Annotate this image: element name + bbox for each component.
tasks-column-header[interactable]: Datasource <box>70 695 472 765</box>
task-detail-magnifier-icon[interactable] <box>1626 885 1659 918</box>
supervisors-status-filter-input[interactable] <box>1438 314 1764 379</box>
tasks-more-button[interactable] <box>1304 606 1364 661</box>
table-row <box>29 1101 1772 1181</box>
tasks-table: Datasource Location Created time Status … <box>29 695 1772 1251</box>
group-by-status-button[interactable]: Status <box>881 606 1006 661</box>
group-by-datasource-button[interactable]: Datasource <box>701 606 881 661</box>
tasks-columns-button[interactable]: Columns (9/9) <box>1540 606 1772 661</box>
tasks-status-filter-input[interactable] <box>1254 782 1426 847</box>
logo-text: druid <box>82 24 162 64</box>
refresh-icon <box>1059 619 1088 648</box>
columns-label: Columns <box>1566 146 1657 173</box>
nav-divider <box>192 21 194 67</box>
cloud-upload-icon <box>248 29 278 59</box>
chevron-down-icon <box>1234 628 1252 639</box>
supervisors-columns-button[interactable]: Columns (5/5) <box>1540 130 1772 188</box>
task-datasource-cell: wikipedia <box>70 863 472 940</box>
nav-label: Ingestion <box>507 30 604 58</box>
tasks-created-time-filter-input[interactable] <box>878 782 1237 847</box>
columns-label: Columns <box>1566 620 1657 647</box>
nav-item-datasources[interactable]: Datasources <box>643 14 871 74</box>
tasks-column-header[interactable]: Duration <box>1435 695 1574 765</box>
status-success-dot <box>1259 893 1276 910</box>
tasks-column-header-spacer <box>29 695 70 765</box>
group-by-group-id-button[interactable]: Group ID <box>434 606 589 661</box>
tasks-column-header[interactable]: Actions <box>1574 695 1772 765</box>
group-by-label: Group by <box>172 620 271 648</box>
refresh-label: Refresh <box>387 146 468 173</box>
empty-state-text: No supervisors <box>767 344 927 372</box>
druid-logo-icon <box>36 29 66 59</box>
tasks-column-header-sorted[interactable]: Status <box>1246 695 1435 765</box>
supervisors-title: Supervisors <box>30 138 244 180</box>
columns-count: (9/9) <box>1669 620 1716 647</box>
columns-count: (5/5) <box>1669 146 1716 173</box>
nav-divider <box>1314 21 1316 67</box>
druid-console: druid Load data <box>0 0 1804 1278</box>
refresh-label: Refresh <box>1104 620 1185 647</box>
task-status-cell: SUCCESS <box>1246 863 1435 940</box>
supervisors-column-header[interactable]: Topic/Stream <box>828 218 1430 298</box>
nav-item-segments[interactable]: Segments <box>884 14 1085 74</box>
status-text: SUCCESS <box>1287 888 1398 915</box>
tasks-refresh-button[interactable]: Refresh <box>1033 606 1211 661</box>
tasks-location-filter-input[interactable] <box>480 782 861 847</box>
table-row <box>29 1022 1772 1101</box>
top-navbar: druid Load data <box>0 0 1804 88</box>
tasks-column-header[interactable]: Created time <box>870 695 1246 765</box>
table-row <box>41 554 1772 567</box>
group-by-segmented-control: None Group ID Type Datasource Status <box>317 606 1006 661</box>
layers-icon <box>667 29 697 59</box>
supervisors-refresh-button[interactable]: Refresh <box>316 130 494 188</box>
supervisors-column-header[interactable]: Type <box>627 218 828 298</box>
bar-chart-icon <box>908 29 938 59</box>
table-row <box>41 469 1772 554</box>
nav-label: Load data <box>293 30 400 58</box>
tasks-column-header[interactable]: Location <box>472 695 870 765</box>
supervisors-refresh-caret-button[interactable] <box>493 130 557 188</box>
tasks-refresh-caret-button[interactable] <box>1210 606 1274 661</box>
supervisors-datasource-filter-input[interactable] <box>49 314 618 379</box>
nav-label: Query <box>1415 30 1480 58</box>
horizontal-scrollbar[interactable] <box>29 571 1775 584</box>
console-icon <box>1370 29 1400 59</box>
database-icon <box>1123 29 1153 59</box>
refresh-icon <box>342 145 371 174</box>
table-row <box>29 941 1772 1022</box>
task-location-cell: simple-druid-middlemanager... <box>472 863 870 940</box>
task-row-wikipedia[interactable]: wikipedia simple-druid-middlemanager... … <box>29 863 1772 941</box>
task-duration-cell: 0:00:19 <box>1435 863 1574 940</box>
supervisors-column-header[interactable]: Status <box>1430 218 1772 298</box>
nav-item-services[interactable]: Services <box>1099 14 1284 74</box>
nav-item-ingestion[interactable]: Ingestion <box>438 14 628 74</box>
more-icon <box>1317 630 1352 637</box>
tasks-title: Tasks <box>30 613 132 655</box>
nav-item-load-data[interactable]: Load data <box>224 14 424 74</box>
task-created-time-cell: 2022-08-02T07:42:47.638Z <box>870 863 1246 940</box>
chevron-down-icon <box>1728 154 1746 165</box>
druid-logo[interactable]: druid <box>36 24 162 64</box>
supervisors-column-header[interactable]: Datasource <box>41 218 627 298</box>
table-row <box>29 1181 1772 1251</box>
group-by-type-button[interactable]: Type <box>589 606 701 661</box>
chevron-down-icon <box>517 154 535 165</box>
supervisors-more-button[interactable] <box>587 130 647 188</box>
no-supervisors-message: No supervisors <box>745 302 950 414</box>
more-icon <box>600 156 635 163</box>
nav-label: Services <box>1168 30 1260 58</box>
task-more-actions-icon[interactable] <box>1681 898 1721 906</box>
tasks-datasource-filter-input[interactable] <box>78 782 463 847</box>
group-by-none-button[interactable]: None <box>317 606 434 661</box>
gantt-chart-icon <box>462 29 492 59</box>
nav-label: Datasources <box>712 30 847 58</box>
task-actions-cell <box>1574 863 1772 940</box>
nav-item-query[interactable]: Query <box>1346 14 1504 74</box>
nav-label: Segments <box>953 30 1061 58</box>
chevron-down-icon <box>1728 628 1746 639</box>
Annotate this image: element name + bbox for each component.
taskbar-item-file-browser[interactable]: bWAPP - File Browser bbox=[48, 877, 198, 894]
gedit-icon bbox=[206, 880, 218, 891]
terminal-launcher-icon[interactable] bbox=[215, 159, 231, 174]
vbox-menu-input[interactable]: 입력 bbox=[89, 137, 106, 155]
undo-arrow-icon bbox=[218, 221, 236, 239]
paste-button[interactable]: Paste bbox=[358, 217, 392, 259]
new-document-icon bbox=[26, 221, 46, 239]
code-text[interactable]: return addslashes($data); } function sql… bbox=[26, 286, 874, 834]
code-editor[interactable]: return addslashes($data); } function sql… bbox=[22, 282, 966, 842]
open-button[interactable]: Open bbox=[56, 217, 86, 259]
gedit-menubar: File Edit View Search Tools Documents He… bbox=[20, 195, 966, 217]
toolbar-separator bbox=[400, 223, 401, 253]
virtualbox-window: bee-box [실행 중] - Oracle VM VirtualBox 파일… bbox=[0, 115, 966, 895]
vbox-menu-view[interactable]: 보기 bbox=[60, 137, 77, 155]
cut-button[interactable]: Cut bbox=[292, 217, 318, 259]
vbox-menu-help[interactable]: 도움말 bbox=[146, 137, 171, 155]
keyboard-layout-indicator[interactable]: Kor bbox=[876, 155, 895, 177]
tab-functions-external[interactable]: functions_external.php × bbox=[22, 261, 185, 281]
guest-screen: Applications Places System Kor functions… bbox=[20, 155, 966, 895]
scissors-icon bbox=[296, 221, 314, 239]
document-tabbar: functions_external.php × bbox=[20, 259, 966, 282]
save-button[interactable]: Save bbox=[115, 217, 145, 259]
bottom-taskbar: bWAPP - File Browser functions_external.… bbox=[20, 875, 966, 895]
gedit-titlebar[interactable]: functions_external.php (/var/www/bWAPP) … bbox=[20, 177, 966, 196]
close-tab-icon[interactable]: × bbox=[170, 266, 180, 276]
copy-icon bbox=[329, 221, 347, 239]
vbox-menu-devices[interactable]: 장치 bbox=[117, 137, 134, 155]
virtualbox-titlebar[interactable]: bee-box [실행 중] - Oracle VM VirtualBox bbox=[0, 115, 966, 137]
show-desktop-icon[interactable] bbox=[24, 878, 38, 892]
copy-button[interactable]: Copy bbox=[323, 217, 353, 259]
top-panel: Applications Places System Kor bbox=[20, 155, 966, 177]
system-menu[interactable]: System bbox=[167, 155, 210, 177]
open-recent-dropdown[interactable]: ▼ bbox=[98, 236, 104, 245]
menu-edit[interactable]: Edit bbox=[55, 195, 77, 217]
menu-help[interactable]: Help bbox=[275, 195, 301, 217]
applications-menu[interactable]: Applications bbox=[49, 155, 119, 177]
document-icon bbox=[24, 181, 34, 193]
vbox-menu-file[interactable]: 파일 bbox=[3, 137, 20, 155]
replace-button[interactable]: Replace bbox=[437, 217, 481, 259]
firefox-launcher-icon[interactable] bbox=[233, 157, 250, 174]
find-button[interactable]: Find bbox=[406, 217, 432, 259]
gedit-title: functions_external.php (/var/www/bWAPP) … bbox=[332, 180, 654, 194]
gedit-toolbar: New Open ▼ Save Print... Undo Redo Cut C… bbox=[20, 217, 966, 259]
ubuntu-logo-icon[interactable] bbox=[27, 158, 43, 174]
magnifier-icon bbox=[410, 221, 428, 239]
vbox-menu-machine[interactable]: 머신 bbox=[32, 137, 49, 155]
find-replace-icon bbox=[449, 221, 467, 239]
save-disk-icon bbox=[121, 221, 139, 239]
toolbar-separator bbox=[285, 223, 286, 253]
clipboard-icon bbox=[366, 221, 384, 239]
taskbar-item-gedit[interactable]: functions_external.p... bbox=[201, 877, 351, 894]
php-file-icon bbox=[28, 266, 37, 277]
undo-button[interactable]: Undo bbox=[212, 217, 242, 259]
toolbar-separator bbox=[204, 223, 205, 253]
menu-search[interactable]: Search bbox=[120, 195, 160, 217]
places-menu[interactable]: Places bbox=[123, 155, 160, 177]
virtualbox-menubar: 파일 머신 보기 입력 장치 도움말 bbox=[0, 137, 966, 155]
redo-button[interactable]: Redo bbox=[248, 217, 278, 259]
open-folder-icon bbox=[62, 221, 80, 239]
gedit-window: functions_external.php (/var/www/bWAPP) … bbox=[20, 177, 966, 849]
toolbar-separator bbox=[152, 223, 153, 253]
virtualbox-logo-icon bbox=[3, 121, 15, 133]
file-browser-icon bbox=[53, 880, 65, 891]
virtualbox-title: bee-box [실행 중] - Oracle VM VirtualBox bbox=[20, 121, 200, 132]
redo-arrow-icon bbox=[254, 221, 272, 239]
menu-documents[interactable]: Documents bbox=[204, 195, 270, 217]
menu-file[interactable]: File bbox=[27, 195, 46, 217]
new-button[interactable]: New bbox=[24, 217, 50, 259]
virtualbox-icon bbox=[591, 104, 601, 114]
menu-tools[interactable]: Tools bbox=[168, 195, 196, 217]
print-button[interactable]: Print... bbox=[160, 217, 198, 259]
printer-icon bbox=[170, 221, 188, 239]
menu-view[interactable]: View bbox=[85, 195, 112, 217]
+++
» **作業内容**
上のエントリの先頭から「supervisors-columns-button[interactable]: Columns (5/5)」を含む行までを、両端の行も含めて一字一句変えずに抜き出してください。

» **完全な出力**
Annotate this image: element name + bbox for each component.
tasks-column-header[interactable]: Datasource <box>70 695 472 765</box>
task-detail-magnifier-icon[interactable] <box>1626 885 1659 918</box>
supervisors-status-filter-input[interactable] <box>1438 314 1764 379</box>
tasks-more-button[interactable] <box>1304 606 1364 661</box>
table-row <box>29 1101 1772 1181</box>
tasks-table: Datasource Location Created time Status … <box>29 695 1772 1251</box>
group-by-status-button[interactable]: Status <box>881 606 1006 661</box>
group-by-datasource-button[interactable]: Datasource <box>701 606 881 661</box>
tasks-columns-button[interactable]: Columns (9/9) <box>1540 606 1772 661</box>
tasks-status-filter-input[interactable] <box>1254 782 1426 847</box>
logo-text: druid <box>82 24 162 64</box>
refresh-icon <box>1059 619 1088 648</box>
columns-label: Columns <box>1566 146 1657 173</box>
nav-divider <box>192 21 194 67</box>
cloud-upload-icon <box>248 29 278 59</box>
chevron-down-icon <box>1234 628 1252 639</box>
supervisors-columns-button[interactable]: Columns (5/5) <box>1540 130 1772 188</box>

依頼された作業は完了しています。